What is needed:
Quote the listing in full, exactly as given, minus any pictures.

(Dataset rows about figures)
○ ○ ○ ○ ○ ○ ○

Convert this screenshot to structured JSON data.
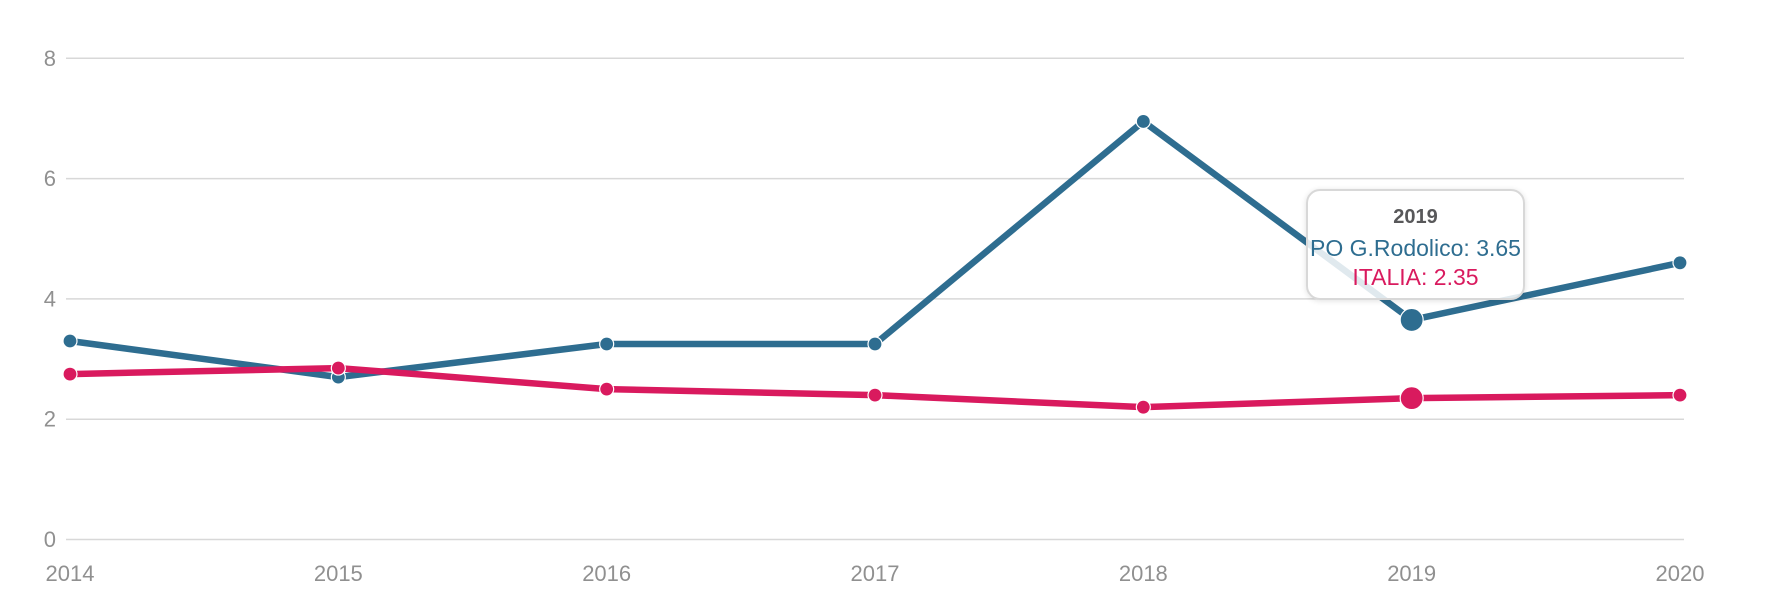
{
  "chart_data": {
    "type": "line",
    "title": "",
    "x_categories": [
      "2014",
      "2015",
      "2016",
      "2017",
      "2018",
      "2019",
      "2020"
    ],
    "yticks": [
      0,
      2,
      4,
      6,
      8
    ],
    "ylim": [
      0,
      8
    ],
    "grid": "horizontal gridlines on",
    "legend": "none",
    "series": [
      {
        "name": "PO G.Rodolico",
        "color": "#2e6d90",
        "values": [
          3.3,
          2.7,
          3.25,
          3.25,
          6.95,
          3.65,
          4.6
        ]
      },
      {
        "name": "ITALIA",
        "color": "#d91a5e",
        "values": [
          2.75,
          2.85,
          2.5,
          2.4,
          2.2,
          2.35,
          2.4
        ]
      }
    ],
    "highlighted_category": "2019",
    "highlighted_index": 5
  },
  "tooltip": {
    "title": "2019",
    "entries": [
      {
        "text": "PO G.Rodolico: 3.65",
        "color": "#2e6d90"
      },
      {
        "text": "ITALIA: 2.35",
        "color": "#d91a5e"
      }
    ]
  },
  "colors": {
    "grid": "#d8d8d8",
    "axis_label": "#909090",
    "tooltip_title": "#58585a",
    "tooltip_border": "#d8d8d8",
    "background": "#ffffff"
  }
}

○ ○ ○ ○ ○ ○ ○

Expected answer:
Convert this screenshot to structured JSON data.
{
  "chart_data": {
    "type": "line",
    "title": "",
    "x_categories": [
      "2014",
      "2015",
      "2016",
      "2017",
      "2018",
      "2019",
      "2020"
    ],
    "yticks": [
      0,
      2,
      4,
      6,
      8
    ],
    "ylim": [
      0,
      8
    ],
    "grid": "horizontal gridlines on",
    "legend": "none",
    "series": [
      {
        "name": "PO G.Rodolico",
        "color": "#2e6d90",
        "values": [
          3.3,
          2.7,
          3.25,
          3.25,
          6.95,
          3.65,
          4.6
        ]
      },
      {
        "name": "ITALIA",
        "color": "#d91a5e",
        "values": [
          2.75,
          2.85,
          2.5,
          2.4,
          2.2,
          2.35,
          2.4
        ]
      }
    ],
    "highlighted_category": "2019",
    "highlighted_index": 5
  },
  "tooltip": {
    "title": "2019",
    "entries": [
      {
        "text": "PO G.Rodolico: 3.65",
        "color": "#2e6d90"
      },
      {
        "text": "ITALIA: 2.35",
        "color": "#d91a5e"
      }
    ]
  },
  "colors": {
    "grid": "#d8d8d8",
    "axis_label": "#909090",
    "tooltip_title": "#58585a",
    "tooltip_border": "#d8d8d8",
    "background": "#ffffff"
  }
}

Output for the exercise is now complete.